In the last 12 years, 18 children in Maine have been killed in homes where state child welfare officials knew that the children or their siblings were subjected to abuse or neglect, sometimes over a period of years.

An additional 34 deaths that were ruled accidental or of natural causes occurred in homes where abuse or neglect was substantiated.

Those revelations raise questions about whether any of the deaths could have – or should have – been prevented.

“The short answer is that it’s impossible to tell on a case-by-case basis because you just don’t have all the information,” said Christine Alberi, the state’s child welfare ombudsman. “But you could certainly make the case that some might have been preventable.”

RECORDED DATA:
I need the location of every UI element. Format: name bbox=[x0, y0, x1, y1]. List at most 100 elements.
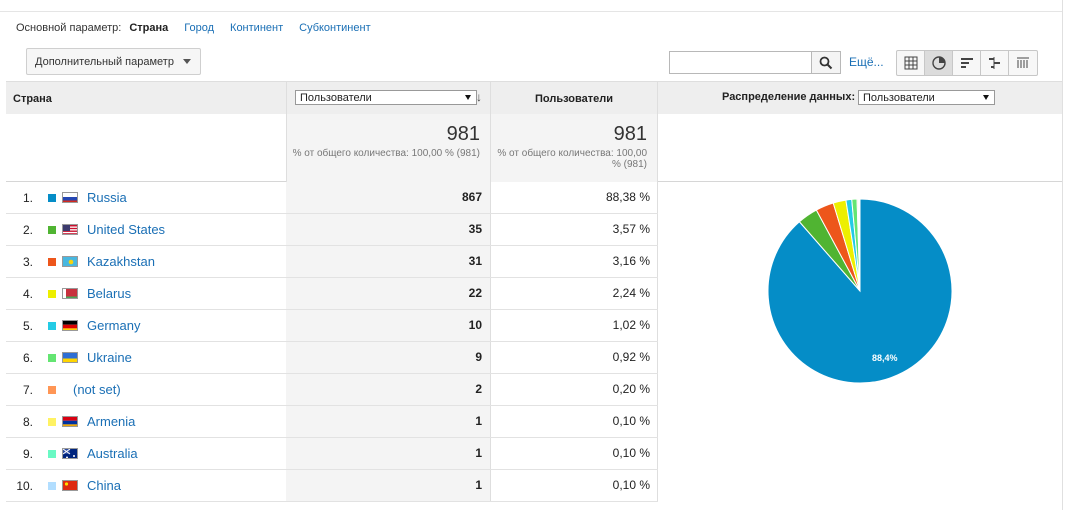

TASK INSTRUCTIONS:
Print the passage on child deaths in Maine word for word from "An additional 34" to "have – been prevented.". The listing isn't needed for this work.

EXERCISE RESULT:
An additional 34 deaths that were ruled accidental or of natural causes occurred in homes where abuse or neglect was substantiated.

Those revelations raise questions about whether any of the deaths could have – or should have – been prevented.